§ To do: Repeat the material exactly, every line of it.

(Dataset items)
▬▬▬
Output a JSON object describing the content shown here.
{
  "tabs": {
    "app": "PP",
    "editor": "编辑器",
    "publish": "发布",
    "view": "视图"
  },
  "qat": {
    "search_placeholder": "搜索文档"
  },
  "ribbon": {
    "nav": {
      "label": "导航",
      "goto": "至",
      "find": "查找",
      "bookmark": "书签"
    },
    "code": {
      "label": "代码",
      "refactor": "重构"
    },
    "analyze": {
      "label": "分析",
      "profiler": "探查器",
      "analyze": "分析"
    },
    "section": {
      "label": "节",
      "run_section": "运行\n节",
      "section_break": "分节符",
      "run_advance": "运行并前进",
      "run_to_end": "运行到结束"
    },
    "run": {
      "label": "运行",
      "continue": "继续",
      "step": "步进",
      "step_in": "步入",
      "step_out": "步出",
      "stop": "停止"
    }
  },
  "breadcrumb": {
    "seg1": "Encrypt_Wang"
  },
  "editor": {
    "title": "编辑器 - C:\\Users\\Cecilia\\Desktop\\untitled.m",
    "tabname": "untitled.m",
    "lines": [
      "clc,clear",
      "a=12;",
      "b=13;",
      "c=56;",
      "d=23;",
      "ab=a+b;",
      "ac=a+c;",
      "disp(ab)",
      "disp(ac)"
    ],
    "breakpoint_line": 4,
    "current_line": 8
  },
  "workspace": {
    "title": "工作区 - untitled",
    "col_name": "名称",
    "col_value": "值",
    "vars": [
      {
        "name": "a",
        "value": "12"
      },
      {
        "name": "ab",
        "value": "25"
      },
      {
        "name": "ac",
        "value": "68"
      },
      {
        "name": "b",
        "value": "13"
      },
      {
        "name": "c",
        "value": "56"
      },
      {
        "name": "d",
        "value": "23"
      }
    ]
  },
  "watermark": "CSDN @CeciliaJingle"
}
▬▬▬
§ Response to this exercise:
Output a JSON object describing the content shown here.
{
  "tabs": {
    "app": "PP",
    "editor": "编辑器",
    "publish": "发布",
    "view": "视图"
  },
  "qat": {
    "search_placeholder": "搜索文档"
  },
  "ribbon": {
    "nav": {
      "label": "导航",
      "goto": "至",
      "find": "查找",
      "bookmark": "书签"
    },
    "code": {
      "label": "代码",
      "refactor": "重构"
    },
    "analyze": {
      "label": "分析",
      "profiler": "探查器",
      "analyze": "分析"
    },
    "section": {
      "label": "节",
      "run_section": "运行\n节",
      "section_break": "分节符",
      "run_advance": "运行并前进",
      "run_to_end": "运行到结束"
    },
    "run": {
      "label": "运行",
      "continue": "继续",
      "step": "步进",
      "step_in": "步入",
      "step_out": "步出",
      "stop": "停止"
    }
  },
  "breadcrumb": {
    "seg1": "Encrypt_Wang"
  },
  "editor": {
    "title": "编辑器 - C:\\Users\\Cecilia\\Desktop\\untitled.m",
    "tabname": "untitled.m",
    "lines": [
      "clc,clear",
      "a=12;",
      "b=13;",
      "c=56;",
      "d=23;",
      "ab=a+b;",
      "ac=a+c;",
      "disp(ab)",
      "disp(ac)"
    ],
    "breakpoint_line": 4,
    "current_line": 8
  },
  "workspace": {
    "title": "工作区 - untitled",
    "col_name": "名称",
    "col_value": "值",
    "vars": [
      {
        "name": "a",
        "value": "12"
      },
      {
        "name": "ab",
        "value": "25"
      },
      {
        "name": "ac",
        "value": "68"
      },
      {
        "name": "b",
        "value": "13"
      },
      {
        "name": "c",
        "value": "56"
      },
      {
        "name": "d",
        "value": "23"
      }
    ]
  },
  "watermark": "CSDN @CeciliaJingle"
}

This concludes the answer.